- Aim of the exercise: Every line with "label" in it should be copied from the data.

Excerpts from a dataset:
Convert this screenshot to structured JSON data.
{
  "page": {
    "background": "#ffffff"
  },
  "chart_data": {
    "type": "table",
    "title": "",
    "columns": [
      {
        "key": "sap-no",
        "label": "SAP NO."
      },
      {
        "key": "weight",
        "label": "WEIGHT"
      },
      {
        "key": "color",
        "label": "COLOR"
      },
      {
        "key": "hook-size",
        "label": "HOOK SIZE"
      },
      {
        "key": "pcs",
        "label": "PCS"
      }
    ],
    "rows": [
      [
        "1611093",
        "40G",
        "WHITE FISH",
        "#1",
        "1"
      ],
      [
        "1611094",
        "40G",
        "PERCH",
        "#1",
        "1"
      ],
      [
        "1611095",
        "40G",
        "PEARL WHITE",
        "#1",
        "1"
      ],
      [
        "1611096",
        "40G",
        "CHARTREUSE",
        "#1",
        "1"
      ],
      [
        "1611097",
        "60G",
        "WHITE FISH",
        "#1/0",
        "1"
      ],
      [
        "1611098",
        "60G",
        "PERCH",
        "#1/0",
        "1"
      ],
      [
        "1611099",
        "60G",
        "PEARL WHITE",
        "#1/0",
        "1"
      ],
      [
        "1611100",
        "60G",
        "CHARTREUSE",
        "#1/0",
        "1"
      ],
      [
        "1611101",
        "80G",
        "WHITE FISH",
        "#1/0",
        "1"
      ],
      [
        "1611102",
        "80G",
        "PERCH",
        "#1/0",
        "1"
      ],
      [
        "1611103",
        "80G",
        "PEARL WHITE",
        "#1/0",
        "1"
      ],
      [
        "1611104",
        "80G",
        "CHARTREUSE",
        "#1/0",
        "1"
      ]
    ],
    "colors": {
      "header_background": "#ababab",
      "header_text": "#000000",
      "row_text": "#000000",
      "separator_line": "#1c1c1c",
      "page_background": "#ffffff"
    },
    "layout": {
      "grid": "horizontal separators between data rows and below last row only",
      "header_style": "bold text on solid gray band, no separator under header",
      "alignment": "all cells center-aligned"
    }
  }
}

- Solution to this task:
        "label": "SAP NO."
        "label": "WEIGHT"
        "label": "COLOR"
        "label": "HOOK SIZE"
        "label": "PCS"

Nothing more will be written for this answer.